======== RAW RECORDS
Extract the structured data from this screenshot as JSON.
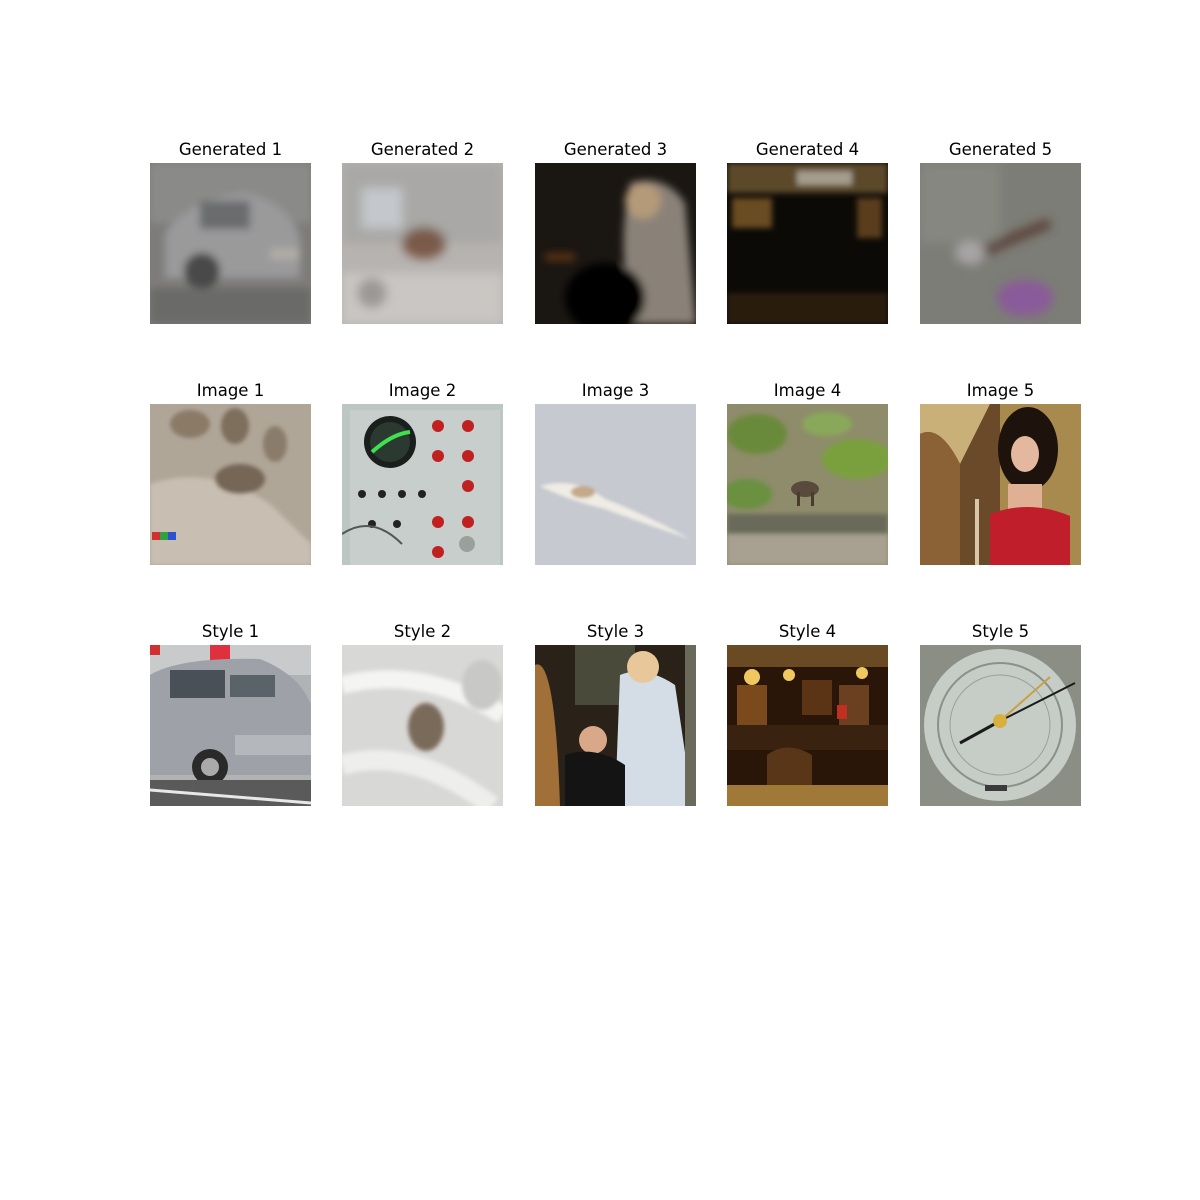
{
  "rows": [
    {
      "cells": [
        {
          "title": "Generated 1",
          "image": "blurry-gray-car-image"
        },
        {
          "title": "Generated 2",
          "image": "blurry-brown-shape-on-white-image"
        },
        {
          "title": "Generated 3",
          "image": "dark-blurry-person-image"
        },
        {
          "title": "Generated 4",
          "image": "dark-blurry-interior-image"
        },
        {
          "title": "Generated 5",
          "image": "blurry-gray-purple-texture-image"
        }
      ]
    },
    {
      "cells": [
        {
          "title": "Image 1",
          "image": "sand-with-footprints-image"
        },
        {
          "title": "Image 2",
          "image": "electronic-control-panel-image"
        },
        {
          "title": "Image 3",
          "image": "white-bird-in-flight-image"
        },
        {
          "title": "Image 4",
          "image": "animal-on-grassy-hillside-image"
        },
        {
          "title": "Image 5",
          "image": "woman-in-red-dress-image"
        }
      ]
    },
    {
      "cells": [
        {
          "title": "Style 1",
          "image": "silver-minivan-image"
        },
        {
          "title": "Style 2",
          "image": "white-fur-image"
        },
        {
          "title": "Style 3",
          "image": "harp-player-and-woman-image"
        },
        {
          "title": "Style 4",
          "image": "barbershop-interior-image"
        },
        {
          "title": "Style 5",
          "image": "barometer-dial-image"
        }
      ]
    }
  ]
}
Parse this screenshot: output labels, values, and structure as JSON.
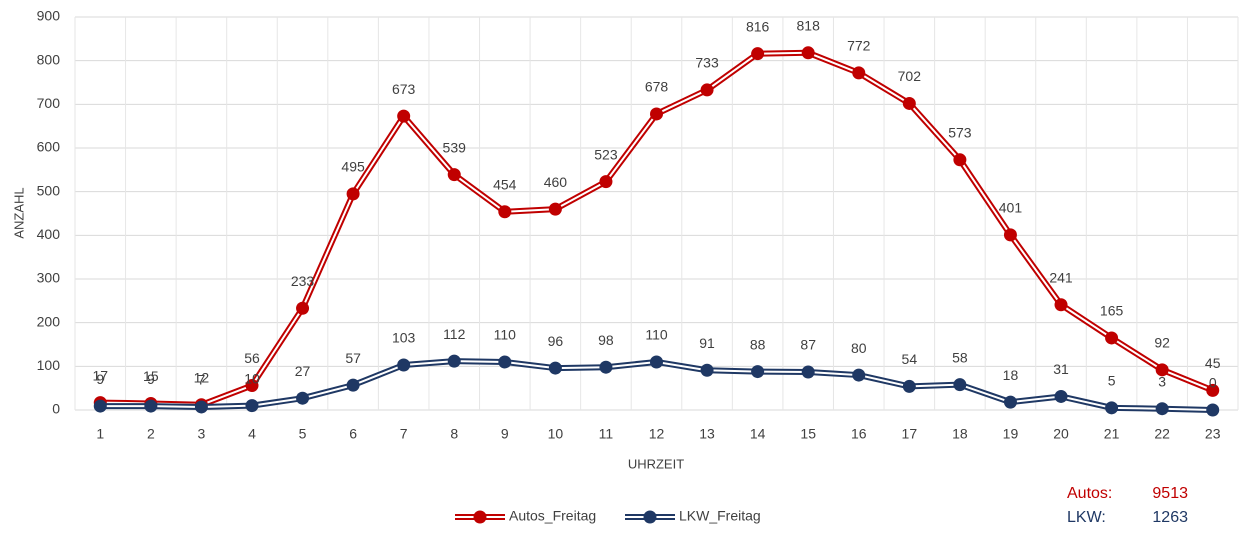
{
  "chart_data": {
    "type": "line",
    "xlabel": "UHRZEIT",
    "ylabel": "ANZAHL",
    "categories": [
      "1",
      "2",
      "3",
      "4",
      "5",
      "6",
      "7",
      "8",
      "9",
      "10",
      "11",
      "12",
      "13",
      "14",
      "15",
      "16",
      "17",
      "18",
      "19",
      "20",
      "21",
      "22",
      "23"
    ],
    "series": [
      {
        "name": "Autos_Freitag",
        "color": "#c00000",
        "values": [
          17,
          15,
          12,
          56,
          233,
          495,
          673,
          539,
          454,
          460,
          523,
          678,
          733,
          816,
          818,
          772,
          702,
          573,
          401,
          241,
          165,
          92,
          45
        ]
      },
      {
        "name": "LKW_Freitag",
        "color": "#1f3864",
        "values": [
          9,
          9,
          7,
          10,
          27,
          57,
          103,
          112,
          110,
          96,
          98,
          110,
          91,
          88,
          87,
          80,
          54,
          58,
          18,
          31,
          5,
          3,
          0
        ]
      }
    ],
    "ylim": [
      0,
      900
    ],
    "yticks": [
      0,
      100,
      200,
      300,
      400,
      500,
      600,
      700,
      800,
      900
    ],
    "grid": true,
    "legend": "bottom",
    "annotations": [
      {
        "text": "Autos:",
        "value": 9513,
        "color": "#c00000"
      },
      {
        "text": "LKW:",
        "value": 1263,
        "color": "#1f3864"
      }
    ]
  }
}
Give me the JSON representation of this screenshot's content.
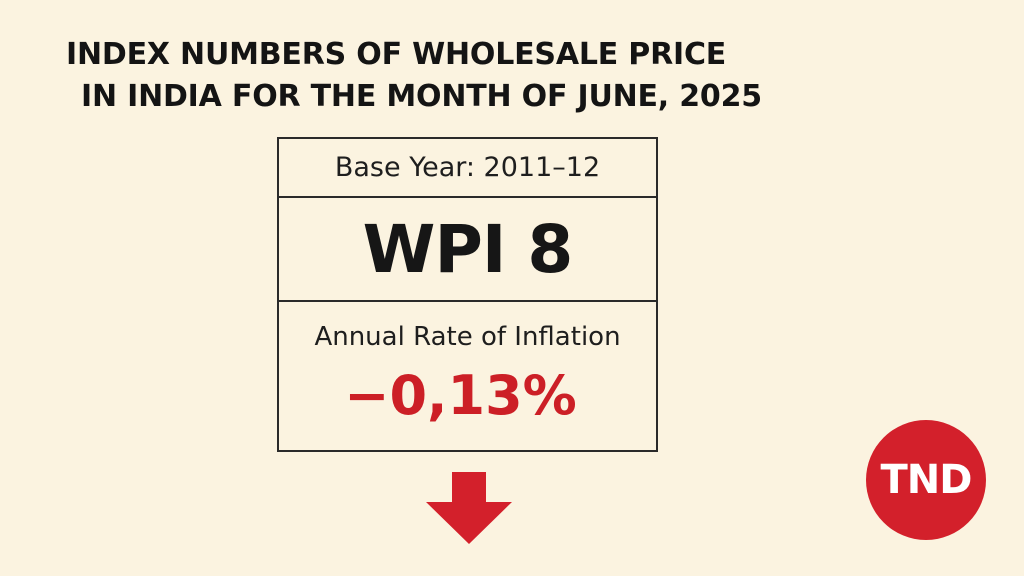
{
  "headline": {
    "line1": "INDEX NUMBERS OF WHOLESALE PRICE",
    "line2": "IN INDIA FOR THE MONTH OF JUNE, 2025"
  },
  "card": {
    "base_year": "Base Year: 2011–12",
    "wpi": "WPI 8",
    "inflation_label": "Annual Rate of Inflation",
    "inflation_value": "−0,13%"
  },
  "arrow": {
    "icon": "down-arrow-icon",
    "color": "#d3202b"
  },
  "logo": {
    "text": "TND",
    "color": "#d3202b"
  },
  "colors": {
    "background": "#fbf3e0",
    "text": "#1b1b1b",
    "accent": "#cc1f26"
  }
}
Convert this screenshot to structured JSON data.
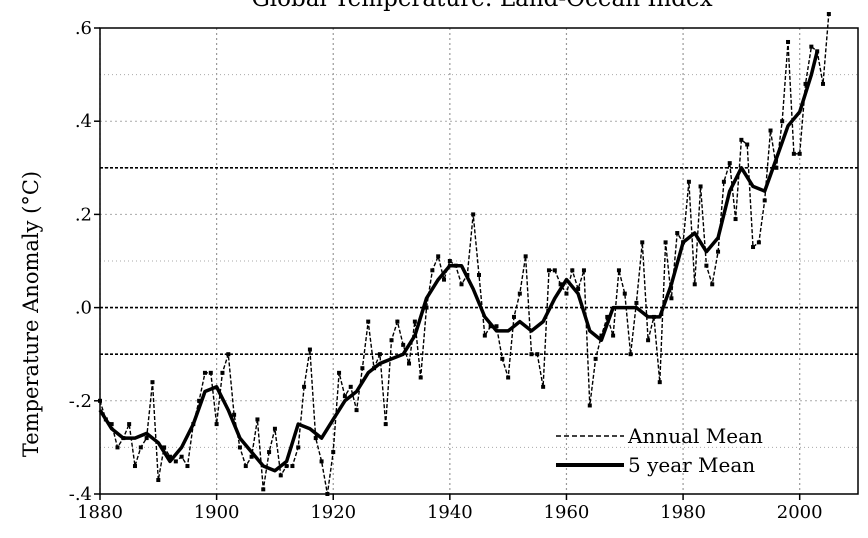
{
  "chart_data": {
    "type": "line",
    "title": "Global Temperature: Land-Ocean Index",
    "ylabel": "Temperature Anomaly (°C)",
    "xlabel": "",
    "xlim": [
      1880,
      2010
    ],
    "ylim": [
      -0.4,
      0.6
    ],
    "x_ticks": [
      1880,
      1900,
      1920,
      1940,
      1960,
      1980,
      2000
    ],
    "x_tick_labels": [
      "1880",
      "1900",
      "1920",
      "1940",
      "1960",
      "1980",
      "2000"
    ],
    "y_ticks": [
      -0.4,
      -0.2,
      0.0,
      0.2,
      0.4,
      0.6
    ],
    "y_tick_labels": [
      "-.4",
      "-.2",
      ".0",
      ".2",
      ".4",
      ".6"
    ],
    "grid": true,
    "reference_lines": [
      -0.1,
      0.0,
      0.3
    ],
    "legend_position": "bottom-right",
    "series": [
      {
        "name": "Annual Mean",
        "style": "dashed-with-markers",
        "color": "#000000",
        "x": [
          1880,
          1881,
          1882,
          1883,
          1884,
          1885,
          1886,
          1887,
          1888,
          1889,
          1890,
          1891,
          1892,
          1893,
          1894,
          1895,
          1896,
          1897,
          1898,
          1899,
          1900,
          1901,
          1902,
          1903,
          1904,
          1905,
          1906,
          1907,
          1908,
          1909,
          1910,
          1911,
          1912,
          1913,
          1914,
          1915,
          1916,
          1917,
          1918,
          1919,
          1920,
          1921,
          1922,
          1923,
          1924,
          1925,
          1926,
          1927,
          1928,
          1929,
          1930,
          1931,
          1932,
          1933,
          1934,
          1935,
          1936,
          1937,
          1938,
          1939,
          1940,
          1941,
          1942,
          1943,
          1944,
          1945,
          1946,
          1947,
          1948,
          1949,
          1950,
          1951,
          1952,
          1953,
          1954,
          1955,
          1956,
          1957,
          1958,
          1959,
          1960,
          1961,
          1962,
          1963,
          1964,
          1965,
          1966,
          1967,
          1968,
          1969,
          1970,
          1971,
          1972,
          1973,
          1974,
          1975,
          1976,
          1977,
          1978,
          1979,
          1980,
          1981,
          1982,
          1983,
          1984,
          1985,
          1986,
          1987,
          1988,
          1989,
          1990,
          1991,
          1992,
          1993,
          1994,
          1995,
          1996,
          1997,
          1998,
          1999,
          2000,
          2001,
          2002,
          2003,
          2004,
          2005
        ],
        "y": [
          -0.2,
          -0.24,
          -0.25,
          -0.3,
          -0.28,
          -0.25,
          -0.34,
          -0.3,
          -0.28,
          -0.16,
          -0.37,
          -0.3,
          -0.32,
          -0.33,
          -0.32,
          -0.34,
          -0.25,
          -0.2,
          -0.14,
          -0.14,
          -0.25,
          -0.14,
          -0.1,
          -0.23,
          -0.3,
          -0.34,
          -0.32,
          -0.24,
          -0.39,
          -0.31,
          -0.26,
          -0.36,
          -0.34,
          -0.34,
          -0.3,
          -0.17,
          -0.09,
          -0.28,
          -0.33,
          -0.4,
          -0.31,
          -0.14,
          -0.19,
          -0.17,
          -0.22,
          -0.13,
          -0.03,
          -0.13,
          -0.1,
          -0.25,
          -0.07,
          -0.03,
          -0.08,
          -0.12,
          -0.03,
          -0.15,
          0.0,
          0.08,
          0.11,
          0.06,
          0.1,
          0.09,
          0.05,
          0.07,
          0.2,
          0.07,
          -0.06,
          -0.04,
          -0.04,
          -0.11,
          -0.15,
          -0.02,
          0.03,
          0.11,
          -0.1,
          -0.1,
          -0.17,
          0.08,
          0.08,
          0.05,
          0.03,
          0.08,
          0.04,
          0.08,
          -0.21,
          -0.11,
          -0.06,
          -0.02,
          -0.06,
          0.08,
          0.03,
          -0.1,
          0.01,
          0.14,
          -0.07,
          -0.02,
          -0.16,
          0.14,
          0.02,
          0.16,
          0.14,
          0.27,
          0.05,
          0.26,
          0.09,
          0.05,
          0.12,
          0.27,
          0.31,
          0.19,
          0.36,
          0.35,
          0.13,
          0.14,
          0.23,
          0.38,
          0.3,
          0.4,
          0.57,
          0.33,
          0.33,
          0.48,
          0.56,
          0.55,
          0.48,
          0.63
        ]
      },
      {
        "name": "5 year Mean",
        "style": "solid-thick",
        "color": "#000000",
        "x": [
          1880,
          1882,
          1884,
          1886,
          1888,
          1890,
          1892,
          1894,
          1896,
          1898,
          1900,
          1902,
          1904,
          1906,
          1908,
          1910,
          1912,
          1914,
          1916,
          1918,
          1920,
          1922,
          1924,
          1926,
          1928,
          1930,
          1932,
          1934,
          1936,
          1938,
          1940,
          1942,
          1944,
          1946,
          1948,
          1950,
          1952,
          1954,
          1956,
          1958,
          1960,
          1962,
          1964,
          1966,
          1968,
          1970,
          1972,
          1974,
          1976,
          1978,
          1980,
          1982,
          1984,
          1986,
          1988,
          1990,
          1992,
          1994,
          1996,
          1998,
          2000,
          2002,
          2003
        ],
        "y": [
          -0.22,
          -0.26,
          -0.28,
          -0.28,
          -0.27,
          -0.29,
          -0.33,
          -0.3,
          -0.25,
          -0.18,
          -0.17,
          -0.22,
          -0.28,
          -0.31,
          -0.34,
          -0.35,
          -0.33,
          -0.25,
          -0.26,
          -0.28,
          -0.24,
          -0.2,
          -0.18,
          -0.14,
          -0.12,
          -0.11,
          -0.1,
          -0.06,
          0.02,
          0.06,
          0.09,
          0.09,
          0.04,
          -0.02,
          -0.05,
          -0.05,
          -0.03,
          -0.05,
          -0.03,
          0.02,
          0.06,
          0.03,
          -0.05,
          -0.07,
          0.0,
          0.0,
          0.0,
          -0.02,
          -0.02,
          0.05,
          0.14,
          0.16,
          0.12,
          0.15,
          0.25,
          0.3,
          0.26,
          0.25,
          0.32,
          0.39,
          0.42,
          0.5,
          0.55
        ]
      }
    ]
  }
}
================
**CHALLENGE**
All lines of the data above that include the word "white" must be shown.

**WRITTEN RESPONSE**
          "image": "blurry-brown-shape-on-white-image"
          "image": "white-bird-in-flight-image"
          "image": "white-fur-image"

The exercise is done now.